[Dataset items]
— START —
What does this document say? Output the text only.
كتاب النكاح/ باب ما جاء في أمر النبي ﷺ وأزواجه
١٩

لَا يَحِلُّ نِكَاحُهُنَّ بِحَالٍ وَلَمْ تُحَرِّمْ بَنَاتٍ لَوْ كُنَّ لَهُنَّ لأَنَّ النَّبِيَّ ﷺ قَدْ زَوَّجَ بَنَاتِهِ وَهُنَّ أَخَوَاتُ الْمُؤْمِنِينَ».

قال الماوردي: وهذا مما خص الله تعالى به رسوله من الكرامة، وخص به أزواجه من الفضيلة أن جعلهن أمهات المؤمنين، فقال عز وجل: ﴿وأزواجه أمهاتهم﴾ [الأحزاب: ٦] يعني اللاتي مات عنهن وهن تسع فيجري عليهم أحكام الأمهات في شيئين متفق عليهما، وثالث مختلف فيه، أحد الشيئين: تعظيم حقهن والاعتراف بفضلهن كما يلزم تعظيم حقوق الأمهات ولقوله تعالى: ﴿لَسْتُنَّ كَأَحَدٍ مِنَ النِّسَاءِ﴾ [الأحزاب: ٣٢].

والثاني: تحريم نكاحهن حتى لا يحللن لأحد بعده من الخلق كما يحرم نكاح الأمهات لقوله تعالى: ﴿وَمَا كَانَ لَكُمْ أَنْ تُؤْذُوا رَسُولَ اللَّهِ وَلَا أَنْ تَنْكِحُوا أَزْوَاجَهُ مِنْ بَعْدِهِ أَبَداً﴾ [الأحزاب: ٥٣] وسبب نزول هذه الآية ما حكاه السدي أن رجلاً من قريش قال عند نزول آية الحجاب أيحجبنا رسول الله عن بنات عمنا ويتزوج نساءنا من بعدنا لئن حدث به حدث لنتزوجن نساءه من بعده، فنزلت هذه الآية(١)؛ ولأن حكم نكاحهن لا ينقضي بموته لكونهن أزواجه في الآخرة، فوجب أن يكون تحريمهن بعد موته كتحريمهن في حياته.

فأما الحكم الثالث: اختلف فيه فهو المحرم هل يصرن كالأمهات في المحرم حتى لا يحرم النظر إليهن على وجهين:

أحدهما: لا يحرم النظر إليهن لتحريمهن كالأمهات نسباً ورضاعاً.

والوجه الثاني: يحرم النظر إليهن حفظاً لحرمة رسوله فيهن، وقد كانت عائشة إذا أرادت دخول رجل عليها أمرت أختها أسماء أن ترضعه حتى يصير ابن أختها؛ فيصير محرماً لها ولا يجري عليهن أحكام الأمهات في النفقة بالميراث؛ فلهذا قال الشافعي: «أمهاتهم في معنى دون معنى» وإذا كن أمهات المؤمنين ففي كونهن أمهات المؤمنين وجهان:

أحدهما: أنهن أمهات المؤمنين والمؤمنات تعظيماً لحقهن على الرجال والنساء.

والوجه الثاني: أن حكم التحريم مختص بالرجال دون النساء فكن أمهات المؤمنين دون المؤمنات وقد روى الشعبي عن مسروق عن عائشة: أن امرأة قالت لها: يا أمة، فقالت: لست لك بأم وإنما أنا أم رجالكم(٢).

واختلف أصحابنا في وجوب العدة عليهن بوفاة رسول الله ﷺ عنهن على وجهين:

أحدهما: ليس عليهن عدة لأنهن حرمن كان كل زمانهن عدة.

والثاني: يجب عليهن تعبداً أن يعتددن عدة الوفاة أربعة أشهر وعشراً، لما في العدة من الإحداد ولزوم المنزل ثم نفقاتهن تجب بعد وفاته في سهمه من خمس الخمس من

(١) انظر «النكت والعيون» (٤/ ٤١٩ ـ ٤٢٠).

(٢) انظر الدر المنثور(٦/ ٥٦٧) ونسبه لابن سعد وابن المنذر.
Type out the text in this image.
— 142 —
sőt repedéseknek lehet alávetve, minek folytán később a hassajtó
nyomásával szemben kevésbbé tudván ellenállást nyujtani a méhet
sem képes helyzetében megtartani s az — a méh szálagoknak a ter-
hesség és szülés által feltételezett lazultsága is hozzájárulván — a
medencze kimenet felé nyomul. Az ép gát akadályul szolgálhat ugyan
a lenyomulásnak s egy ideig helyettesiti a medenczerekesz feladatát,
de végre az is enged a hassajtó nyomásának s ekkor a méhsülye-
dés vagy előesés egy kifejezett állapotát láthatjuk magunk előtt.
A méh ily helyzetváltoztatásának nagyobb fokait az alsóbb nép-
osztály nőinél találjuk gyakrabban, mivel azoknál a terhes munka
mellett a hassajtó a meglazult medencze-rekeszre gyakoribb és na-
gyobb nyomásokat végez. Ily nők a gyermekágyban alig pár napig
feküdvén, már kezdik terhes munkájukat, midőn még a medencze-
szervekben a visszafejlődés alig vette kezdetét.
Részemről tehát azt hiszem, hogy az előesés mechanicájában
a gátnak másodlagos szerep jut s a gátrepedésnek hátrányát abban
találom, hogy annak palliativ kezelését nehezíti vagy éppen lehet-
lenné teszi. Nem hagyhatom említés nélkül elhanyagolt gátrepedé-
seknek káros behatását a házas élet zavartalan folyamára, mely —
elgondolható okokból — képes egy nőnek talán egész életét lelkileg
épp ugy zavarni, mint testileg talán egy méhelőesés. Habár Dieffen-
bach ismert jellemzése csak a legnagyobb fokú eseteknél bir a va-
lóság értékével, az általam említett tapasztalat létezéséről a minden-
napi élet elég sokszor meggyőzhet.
— END —
**The exercise**
Filter out every line that lacks the word "hassajtó", and copy the rest.

**Response to this task**
sőt repedéseknek lehet alávetve, minek folytán később a hassajtó
de végre az is enged a hassajtó nyomásának s ekkor a méhsülye-
mellett a hassajtó a meglazult medencze-rekeszre gyakoribb és na-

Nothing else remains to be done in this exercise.